| OBJECTIVE |
In the data, extract each line that holds the string "unit".

::: DATA TO USE

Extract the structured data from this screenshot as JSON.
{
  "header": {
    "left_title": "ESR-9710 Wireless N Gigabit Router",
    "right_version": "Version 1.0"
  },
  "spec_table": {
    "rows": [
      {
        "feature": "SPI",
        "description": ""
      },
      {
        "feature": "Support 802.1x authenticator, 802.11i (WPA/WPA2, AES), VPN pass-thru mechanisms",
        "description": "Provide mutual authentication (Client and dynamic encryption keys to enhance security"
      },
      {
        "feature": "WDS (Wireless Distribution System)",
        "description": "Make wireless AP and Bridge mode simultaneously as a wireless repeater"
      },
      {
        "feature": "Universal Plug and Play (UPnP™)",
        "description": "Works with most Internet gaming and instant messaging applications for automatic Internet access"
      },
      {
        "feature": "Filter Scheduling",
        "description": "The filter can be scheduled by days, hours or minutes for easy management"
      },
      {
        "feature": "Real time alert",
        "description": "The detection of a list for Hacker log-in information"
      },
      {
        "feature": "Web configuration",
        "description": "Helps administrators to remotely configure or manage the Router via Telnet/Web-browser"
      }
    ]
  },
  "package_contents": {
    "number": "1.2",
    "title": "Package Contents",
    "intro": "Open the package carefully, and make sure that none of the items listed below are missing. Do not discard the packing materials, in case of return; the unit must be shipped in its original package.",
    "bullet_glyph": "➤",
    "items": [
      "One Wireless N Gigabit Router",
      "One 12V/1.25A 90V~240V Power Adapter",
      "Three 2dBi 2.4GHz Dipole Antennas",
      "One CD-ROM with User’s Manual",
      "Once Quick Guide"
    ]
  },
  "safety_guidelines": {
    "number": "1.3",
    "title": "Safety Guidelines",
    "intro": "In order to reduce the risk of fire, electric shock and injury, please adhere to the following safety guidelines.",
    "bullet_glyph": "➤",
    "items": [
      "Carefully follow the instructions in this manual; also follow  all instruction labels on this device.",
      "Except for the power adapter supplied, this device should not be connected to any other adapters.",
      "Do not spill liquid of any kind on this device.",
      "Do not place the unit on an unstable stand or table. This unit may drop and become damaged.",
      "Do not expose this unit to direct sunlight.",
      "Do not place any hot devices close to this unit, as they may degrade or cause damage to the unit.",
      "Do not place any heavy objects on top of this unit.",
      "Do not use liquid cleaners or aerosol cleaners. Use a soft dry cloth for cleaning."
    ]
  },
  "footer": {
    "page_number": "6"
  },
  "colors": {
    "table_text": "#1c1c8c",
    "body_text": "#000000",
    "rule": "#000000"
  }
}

::::::

| FINAL RESULT |
    "intro": "Open the package carefully, and make sure that none of the items listed below are missing. Do not discard the packing materials, in case of return; the unit must be shipped in its original package.",
      "Do not place the unit on an unstable stand or table. This unit may drop and become damaged.",
      "Do not expose this unit to direct sunlight.",
      "Do not place any hot devices close to this unit, as they may degrade or cause damage to the unit.",
      "Do not place any heavy objects on top of this unit.",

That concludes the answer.